▽

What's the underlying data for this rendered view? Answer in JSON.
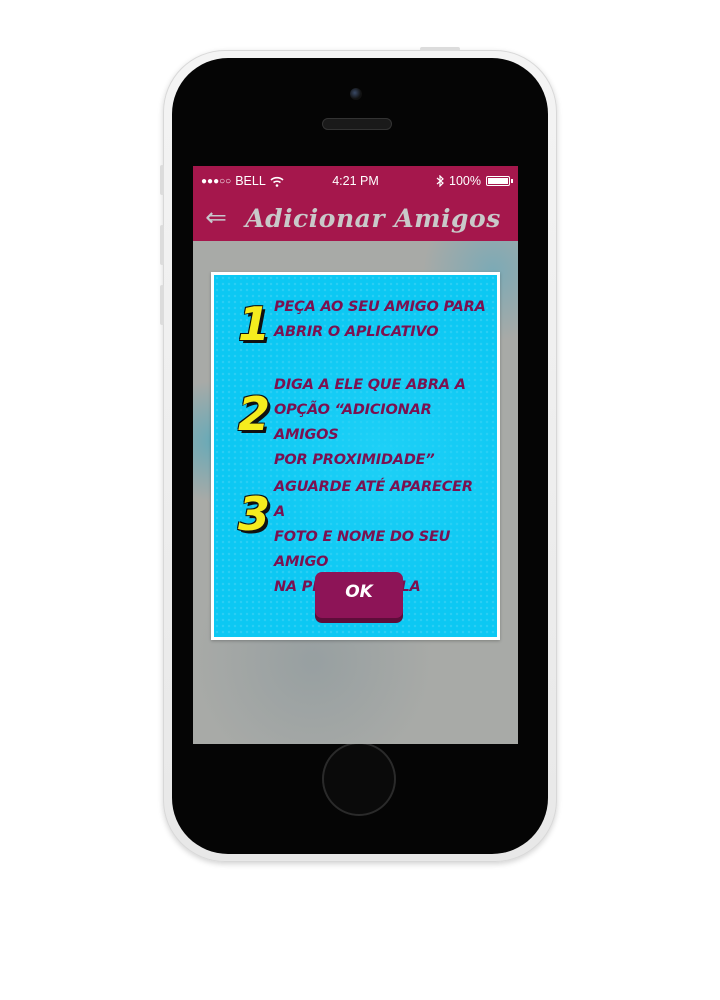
{
  "status_bar": {
    "signal_dots": "●●●○○",
    "carrier": "BELL",
    "wifi_icon": "wifi-icon",
    "time": "4:21 PM",
    "bluetooth_icon": "bluetooth-icon",
    "battery_percent": "100%",
    "battery_level": 1.0
  },
  "nav": {
    "back_icon": "back-arrow-icon",
    "title": "Adicionar Amigos",
    "bar_color": "#a5174c"
  },
  "modal": {
    "background_color": "#1ed0f7",
    "steps": [
      {
        "number": "1",
        "text": "PEÇA AO SEU AMIGO PARA\nABRIR O APLICATIVO"
      },
      {
        "number": "2",
        "text": "DIGA A ELE QUE ABRA A\nOPÇÃO “ADICIONAR AMIGOS\nPOR PROXIMIDADE”"
      },
      {
        "number": "3",
        "text": "AGUARDE ATÉ APARECER A\nFOTO E NOME DO SEU AMIGO\nNA PRÓXIMA TELA"
      }
    ],
    "ok_label": "OK"
  }
}
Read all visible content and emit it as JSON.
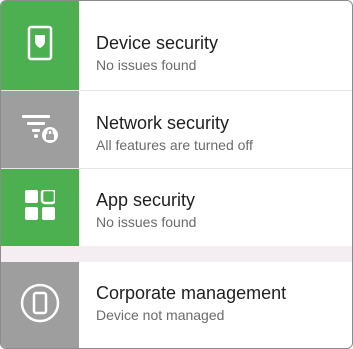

△

### Do this
Copy out all the data without changing anything, and drop the pictures.

### Solution for this task
What's the underlying data for this rendered view? Answer in JSON.
{
  "status_bar": {
    "signal_dots": "●●●○○",
    "carrier": "BELL",
    "wifi_icon": "wifi-icon",
    "time": "4:21 PM",
    "bluetooth_icon": "bluetooth-icon",
    "battery_percent": "100%",
    "battery_level": 1.0
  },
  "nav": {
    "back_icon": "back-arrow-icon",
    "title": "Adicionar Amigos",
    "bar_color": "#a5174c"
  },
  "modal": {
    "background_color": "#1ed0f7",
    "steps": [
      {
        "number": "1",
        "text": "PEÇA AO SEU AMIGO PARA\nABRIR O APLICATIVO"
      },
      {
        "number": "2",
        "text": "DIGA A ELE QUE ABRA A\nOPÇÃO “ADICIONAR AMIGOS\nPOR PROXIMIDADE”"
      },
      {
        "number": "3",
        "text": "AGUARDE ATÉ APARECER A\nFOTO E NOME DO SEU AMIGO\nNA PRÓXIMA TELA"
      }
    ],
    "ok_label": "OK"
  }
}
Read all visible content and emit it as JSON.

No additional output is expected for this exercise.